**What the task requires**:
Nothing may be dropped or altered: reproduce all the data.

**Records excerpted from a collection**:
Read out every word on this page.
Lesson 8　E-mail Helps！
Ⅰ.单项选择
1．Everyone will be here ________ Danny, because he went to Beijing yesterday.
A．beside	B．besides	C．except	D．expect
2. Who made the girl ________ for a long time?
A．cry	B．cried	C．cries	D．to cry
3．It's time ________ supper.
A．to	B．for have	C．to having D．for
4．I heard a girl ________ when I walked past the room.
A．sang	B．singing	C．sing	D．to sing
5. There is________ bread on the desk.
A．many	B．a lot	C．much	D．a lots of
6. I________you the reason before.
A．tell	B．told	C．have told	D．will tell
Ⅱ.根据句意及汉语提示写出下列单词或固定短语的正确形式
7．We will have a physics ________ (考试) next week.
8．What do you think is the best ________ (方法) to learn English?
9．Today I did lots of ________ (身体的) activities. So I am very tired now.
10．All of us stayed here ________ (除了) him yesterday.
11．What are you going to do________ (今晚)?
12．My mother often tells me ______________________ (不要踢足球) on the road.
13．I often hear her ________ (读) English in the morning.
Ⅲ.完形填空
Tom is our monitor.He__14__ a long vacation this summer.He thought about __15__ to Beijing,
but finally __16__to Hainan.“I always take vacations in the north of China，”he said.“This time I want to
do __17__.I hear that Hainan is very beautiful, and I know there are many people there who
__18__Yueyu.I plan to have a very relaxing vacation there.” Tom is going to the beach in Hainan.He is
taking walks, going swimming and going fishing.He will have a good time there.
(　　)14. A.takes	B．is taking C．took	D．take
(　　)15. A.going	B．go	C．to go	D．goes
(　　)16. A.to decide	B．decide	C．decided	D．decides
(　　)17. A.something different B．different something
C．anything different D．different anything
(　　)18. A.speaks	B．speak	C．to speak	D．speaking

**Output of the exercise**:
Read out every word on this page.
Lesson 8　E-mail Helps！
Ⅰ.单项选择
1．Everyone will be here ________ Danny, because he went to Beijing yesterday.
A．beside	B．besides	C．except	D．expect
2. Who made the girl ________ for a long time?
A．cry	B．cried	C．cries	D．to cry
3．It's time ________ supper.
A．to	B．for have	C．to having D．for
4．I heard a girl ________ when I walked past the room.
A．sang	B．singing	C．sing	D．to sing
5. There is________ bread on the desk.
A．many	B．a lot	C．much	D．a lots of
6. I________you the reason before.
A．tell	B．told	C．have told	D．will tell
Ⅱ.根据句意及汉语提示写出下列单词或固定短语的正确形式
7．We will have a physics ________ (考试) next week.
8．What do you think is the best ________ (方法) to learn English?
9．Today I did lots of ________ (身体的) activities. So I am very tired now.
10．All of us stayed here ________ (除了) him yesterday.
11．What are you going to do________ (今晚)?
12．My mother often tells me ______________________ (不要踢足球) on the road.
13．I often hear her ________ (读) English in the morning.
Ⅲ.完形填空
Tom is our monitor.He__14__ a long vacation this summer.He thought about __15__ to Beijing,
but finally __16__to Hainan.“I always take vacations in the north of China，”he said.“This time I want to
do __17__.I hear that Hainan is very beautiful, and I know there are many people there who
__18__Yueyu.I plan to have a very relaxing vacation there.” Tom is going to the beach in Hainan.He is
taking walks, going swimming and going fishing.He will have a good time there.
(　　)14. A.takes	B．is taking C．took	D．take
(　　)15. A.going	B．go	C．to go	D．goes
(　　)16. A.to decide	B．decide	C．decided	D．decides
(　　)17. A.something different B．different something
C．anything different D．different anything
(　　)18. A.speaks	B．speak	C．to speak	D．speaking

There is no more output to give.